_MATERIAL SHOWN_
• • • • •

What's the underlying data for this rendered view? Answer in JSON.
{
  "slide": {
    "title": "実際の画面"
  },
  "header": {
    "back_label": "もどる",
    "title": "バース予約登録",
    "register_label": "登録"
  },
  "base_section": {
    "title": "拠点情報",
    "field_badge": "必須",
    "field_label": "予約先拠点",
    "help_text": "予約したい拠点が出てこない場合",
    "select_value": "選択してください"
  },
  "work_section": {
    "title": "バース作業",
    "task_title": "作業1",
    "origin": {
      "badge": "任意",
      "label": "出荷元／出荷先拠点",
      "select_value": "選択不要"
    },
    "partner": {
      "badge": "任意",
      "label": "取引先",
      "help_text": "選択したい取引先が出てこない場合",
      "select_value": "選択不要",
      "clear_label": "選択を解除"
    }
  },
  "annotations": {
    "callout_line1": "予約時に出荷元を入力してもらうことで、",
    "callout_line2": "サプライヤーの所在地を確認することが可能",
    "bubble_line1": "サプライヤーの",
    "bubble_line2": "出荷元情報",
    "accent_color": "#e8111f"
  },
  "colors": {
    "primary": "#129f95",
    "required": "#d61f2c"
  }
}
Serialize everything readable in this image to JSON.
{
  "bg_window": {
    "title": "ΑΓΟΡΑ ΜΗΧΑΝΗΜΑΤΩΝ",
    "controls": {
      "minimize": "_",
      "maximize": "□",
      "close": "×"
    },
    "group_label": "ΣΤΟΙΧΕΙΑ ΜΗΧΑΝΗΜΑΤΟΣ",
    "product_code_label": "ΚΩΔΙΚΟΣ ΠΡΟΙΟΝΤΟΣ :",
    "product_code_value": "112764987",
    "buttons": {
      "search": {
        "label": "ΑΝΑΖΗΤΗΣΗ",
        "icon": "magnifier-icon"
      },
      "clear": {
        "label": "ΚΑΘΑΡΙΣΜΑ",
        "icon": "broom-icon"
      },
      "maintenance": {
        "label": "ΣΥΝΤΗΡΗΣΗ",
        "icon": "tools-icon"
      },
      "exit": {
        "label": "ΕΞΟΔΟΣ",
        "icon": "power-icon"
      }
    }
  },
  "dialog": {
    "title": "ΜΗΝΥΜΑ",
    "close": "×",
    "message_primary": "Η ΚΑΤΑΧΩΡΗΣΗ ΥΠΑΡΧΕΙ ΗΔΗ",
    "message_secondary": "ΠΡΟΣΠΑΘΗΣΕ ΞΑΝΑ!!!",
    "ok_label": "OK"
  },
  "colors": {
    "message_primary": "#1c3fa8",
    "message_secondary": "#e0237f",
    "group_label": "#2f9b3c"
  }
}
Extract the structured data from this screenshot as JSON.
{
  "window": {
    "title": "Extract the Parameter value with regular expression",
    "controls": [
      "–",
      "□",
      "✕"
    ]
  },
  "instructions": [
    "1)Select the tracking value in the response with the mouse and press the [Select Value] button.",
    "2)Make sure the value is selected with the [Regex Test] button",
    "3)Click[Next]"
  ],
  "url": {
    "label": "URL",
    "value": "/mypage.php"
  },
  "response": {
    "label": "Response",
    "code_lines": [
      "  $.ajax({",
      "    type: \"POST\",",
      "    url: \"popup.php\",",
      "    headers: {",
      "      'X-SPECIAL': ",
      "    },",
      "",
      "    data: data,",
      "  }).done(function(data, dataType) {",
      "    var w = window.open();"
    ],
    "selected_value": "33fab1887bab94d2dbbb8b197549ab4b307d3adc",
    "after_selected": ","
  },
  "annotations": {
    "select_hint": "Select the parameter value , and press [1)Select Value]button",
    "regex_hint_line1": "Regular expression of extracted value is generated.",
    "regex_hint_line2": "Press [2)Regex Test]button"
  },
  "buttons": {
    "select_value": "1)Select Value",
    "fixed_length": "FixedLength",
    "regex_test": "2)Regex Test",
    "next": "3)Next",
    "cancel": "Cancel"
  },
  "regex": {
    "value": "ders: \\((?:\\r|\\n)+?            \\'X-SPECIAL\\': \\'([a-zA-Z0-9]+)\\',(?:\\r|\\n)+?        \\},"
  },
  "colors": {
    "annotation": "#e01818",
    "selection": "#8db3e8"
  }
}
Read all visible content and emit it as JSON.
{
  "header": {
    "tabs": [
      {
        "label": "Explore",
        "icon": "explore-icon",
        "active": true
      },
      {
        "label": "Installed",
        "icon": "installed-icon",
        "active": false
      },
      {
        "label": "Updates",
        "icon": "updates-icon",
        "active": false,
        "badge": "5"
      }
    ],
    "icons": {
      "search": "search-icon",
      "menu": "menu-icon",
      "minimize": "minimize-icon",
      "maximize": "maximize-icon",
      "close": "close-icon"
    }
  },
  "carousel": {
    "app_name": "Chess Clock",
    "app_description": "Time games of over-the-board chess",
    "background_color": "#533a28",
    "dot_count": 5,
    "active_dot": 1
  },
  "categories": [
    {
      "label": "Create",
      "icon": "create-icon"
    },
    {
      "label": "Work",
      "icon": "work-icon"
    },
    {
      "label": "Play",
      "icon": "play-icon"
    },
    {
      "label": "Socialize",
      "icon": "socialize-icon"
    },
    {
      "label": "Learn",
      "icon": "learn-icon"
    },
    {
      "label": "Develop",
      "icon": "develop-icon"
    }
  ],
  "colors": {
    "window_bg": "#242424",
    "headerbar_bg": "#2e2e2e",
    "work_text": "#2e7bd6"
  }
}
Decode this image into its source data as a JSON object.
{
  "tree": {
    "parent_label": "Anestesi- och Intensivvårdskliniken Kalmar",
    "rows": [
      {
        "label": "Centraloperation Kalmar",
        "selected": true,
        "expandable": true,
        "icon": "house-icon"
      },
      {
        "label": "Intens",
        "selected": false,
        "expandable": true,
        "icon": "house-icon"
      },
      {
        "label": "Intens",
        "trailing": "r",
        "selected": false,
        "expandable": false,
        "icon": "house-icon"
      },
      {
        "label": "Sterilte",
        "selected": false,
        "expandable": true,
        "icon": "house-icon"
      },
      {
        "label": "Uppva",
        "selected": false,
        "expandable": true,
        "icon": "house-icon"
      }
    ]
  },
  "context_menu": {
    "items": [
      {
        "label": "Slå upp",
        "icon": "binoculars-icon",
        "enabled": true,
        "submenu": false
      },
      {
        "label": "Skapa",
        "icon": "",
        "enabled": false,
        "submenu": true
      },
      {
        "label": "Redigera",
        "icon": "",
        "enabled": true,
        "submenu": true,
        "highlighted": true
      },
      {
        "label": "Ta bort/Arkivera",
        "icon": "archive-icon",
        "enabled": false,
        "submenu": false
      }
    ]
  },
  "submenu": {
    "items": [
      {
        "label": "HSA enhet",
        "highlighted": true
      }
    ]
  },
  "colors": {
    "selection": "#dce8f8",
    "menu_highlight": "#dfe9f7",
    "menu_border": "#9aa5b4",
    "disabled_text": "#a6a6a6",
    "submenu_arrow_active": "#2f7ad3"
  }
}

• • • • •

_EXERCISE DESCRIPTION_
Your task is to transcribe the listing above in full, exactly as given.

_SOLUTION TO THE PROBLEM_
What's the underlying data for this rendered view? Answer in JSON.
{
  "slide": {
    "title": "実際の画面"
  },
  "header": {
    "back_label": "もどる",
    "title": "バース予約登録",
    "register_label": "登録"
  },
  "base_section": {
    "title": "拠点情報",
    "field_badge": "必須",
    "field_label": "予約先拠点",
    "help_text": "予約したい拠点が出てこない場合",
    "select_value": "選択してください"
  },
  "work_section": {
    "title": "バース作業",
    "task_title": "作業1",
    "origin": {
      "badge": "任意",
      "label": "出荷元／出荷先拠点",
      "select_value": "選択不要"
    },
    "partner": {
      "badge": "任意",
      "label": "取引先",
      "help_text": "選択したい取引先が出てこない場合",
      "select_value": "選択不要",
      "clear_label": "選択を解除"
    }
  },
  "annotations": {
    "callout_line1": "予約時に出荷元を入力してもらうことで、",
    "callout_line2": "サプライヤーの所在地を確認することが可能",
    "bubble_line1": "サプライヤーの",
    "bubble_line2": "出荷元情報",
    "accent_color": "#e8111f"
  },
  "colors": {
    "primary": "#129f95",
    "required": "#d61f2c"
  }
}
Serialize everything readable in this image to JSON.
{
  "bg_window": {
    "title": "ΑΓΟΡΑ ΜΗΧΑΝΗΜΑΤΩΝ",
    "controls": {
      "minimize": "_",
      "maximize": "□",
      "close": "×"
    },
    "group_label": "ΣΤΟΙΧΕΙΑ ΜΗΧΑΝΗΜΑΤΟΣ",
    "product_code_label": "ΚΩΔΙΚΟΣ ΠΡΟΙΟΝΤΟΣ :",
    "product_code_value": "112764987",
    "buttons": {
      "search": {
        "label": "ΑΝΑΖΗΤΗΣΗ",
        "icon": "magnifier-icon"
      },
      "clear": {
        "label": "ΚΑΘΑΡΙΣΜΑ",
        "icon": "broom-icon"
      },
      "maintenance": {
        "label": "ΣΥΝΤΗΡΗΣΗ",
        "icon": "tools-icon"
      },
      "exit": {
        "label": "ΕΞΟΔΟΣ",
        "icon": "power-icon"
      }
    }
  },
  "dialog": {
    "title": "ΜΗΝΥΜΑ",
    "close": "×",
    "message_primary": "Η ΚΑΤΑΧΩΡΗΣΗ ΥΠΑΡΧΕΙ ΗΔΗ",
    "message_secondary": "ΠΡΟΣΠΑΘΗΣΕ ΞΑΝΑ!!!",
    "ok_label": "OK"
  },
  "colors": {
    "message_primary": "#1c3fa8",
    "message_secondary": "#e0237f",
    "group_label": "#2f9b3c"
  }
}
Extract the structured data from this screenshot as JSON.
{
  "window": {
    "title": "Extract the Parameter value with regular expression",
    "controls": [
      "–",
      "□",
      "✕"
    ]
  },
  "instructions": [
    "1)Select the tracking value in the response with the mouse and press the [Select Value] button.",
    "2)Make sure the value is selected with the [Regex Test] button",
    "3)Click[Next]"
  ],
  "url": {
    "label": "URL",
    "value": "/mypage.php"
  },
  "response": {
    "label": "Response",
    "code_lines": [
      "  $.ajax({",
      "    type: \"POST\",",
      "    url: \"popup.php\",",
      "    headers: {",
      "      'X-SPECIAL': ",
      "    },",
      "",
      "    data: data,",
      "  }).done(function(data, dataType) {",
      "    var w = window.open();"
    ],
    "selected_value": "33fab1887bab94d2dbbb8b197549ab4b307d3adc",
    "after_selected": ","
  },
  "annotations": {
    "select_hint": "Select the parameter value , and press [1)Select Value]button",
    "regex_hint_line1": "Regular expression of extracted value is generated.",
    "regex_hint_line2": "Press [2)Regex Test]button"
  },
  "buttons": {
    "select_value": "1)Select Value",
    "fixed_length": "FixedLength",
    "regex_test": "2)Regex Test",
    "next": "3)Next",
    "cancel": "Cancel"
  },
  "regex": {
    "value": "ders: \\((?:\\r|\\n)+?            \\'X-SPECIAL\\': \\'([a-zA-Z0-9]+)\\',(?:\\r|\\n)+?        \\},"
  },
  "colors": {
    "annotation": "#e01818",
    "selection": "#8db3e8"
  }
}
Read all visible content and emit it as JSON.
{
  "header": {
    "tabs": [
      {
        "label": "Explore",
        "icon": "explore-icon",
        "active": true
      },
      {
        "label": "Installed",
        "icon": "installed-icon",
        "active": false
      },
      {
        "label": "Updates",
        "icon": "updates-icon",
        "active": false,
        "badge": "5"
      }
    ],
    "icons": {
      "search": "search-icon",
      "menu": "menu-icon",
      "minimize": "minimize-icon",
      "maximize": "maximize-icon",
      "close": "close-icon"
    }
  },
  "carousel": {
    "app_name": "Chess Clock",
    "app_description": "Time games of over-the-board chess",
    "background_color": "#533a28",
    "dot_count": 5,
    "active_dot": 1
  },
  "categories": [
    {
      "label": "Create",
      "icon": "create-icon"
    },
    {
      "label": "Work",
      "icon": "work-icon"
    },
    {
      "label": "Play",
      "icon": "play-icon"
    },
    {
      "label": "Socialize",
      "icon": "socialize-icon"
    },
    {
      "label": "Learn",
      "icon": "learn-icon"
    },
    {
      "label": "Develop",
      "icon": "develop-icon"
    }
  ],
  "colors": {
    "window_bg": "#242424",
    "headerbar_bg": "#2e2e2e",
    "work_text": "#2e7bd6"
  }
}
Decode this image into its source data as a JSON object.
{
  "tree": {
    "parent_label": "Anestesi- och Intensivvårdskliniken Kalmar",
    "rows": [
      {
        "label": "Centraloperation Kalmar",
        "selected": true,
        "expandable": true,
        "icon": "house-icon"
      },
      {
        "label": "Intens",
        "selected": false,
        "expandable": true,
        "icon": "house-icon"
      },
      {
        "label": "Intens",
        "trailing": "r",
        "selected": false,
        "expandable": false,
        "icon": "house-icon"
      },
      {
        "label": "Sterilte",
        "selected": false,
        "expandable": true,
        "icon": "house-icon"
      },
      {
        "label": "Uppva",
        "selected": false,
        "expandable": true,
        "icon": "house-icon"
      }
    ]
  },
  "context_menu": {
    "items": [
      {
        "label": "Slå upp",
        "icon": "binoculars-icon",
        "enabled": true,
        "submenu": false
      },
      {
        "label": "Skapa",
        "icon": "",
        "enabled": false,
        "submenu": true
      },
      {
        "label": "Redigera",
        "icon": "",
        "enabled": true,
        "submenu": true,
        "highlighted": true
      },
      {
        "label": "Ta bort/Arkivera",
        "icon": "archive-icon",
        "enabled": false,
        "submenu": false
      }
    ]
  },
  "submenu": {
    "items": [
      {
        "label": "HSA enhet",
        "highlighted": true
      }
    ]
  },
  "colors": {
    "selection": "#dce8f8",
    "menu_highlight": "#dfe9f7",
    "menu_border": "#9aa5b4",
    "disabled_text": "#a6a6a6",
    "submenu_arrow_active": "#2f7ad3"
  }
}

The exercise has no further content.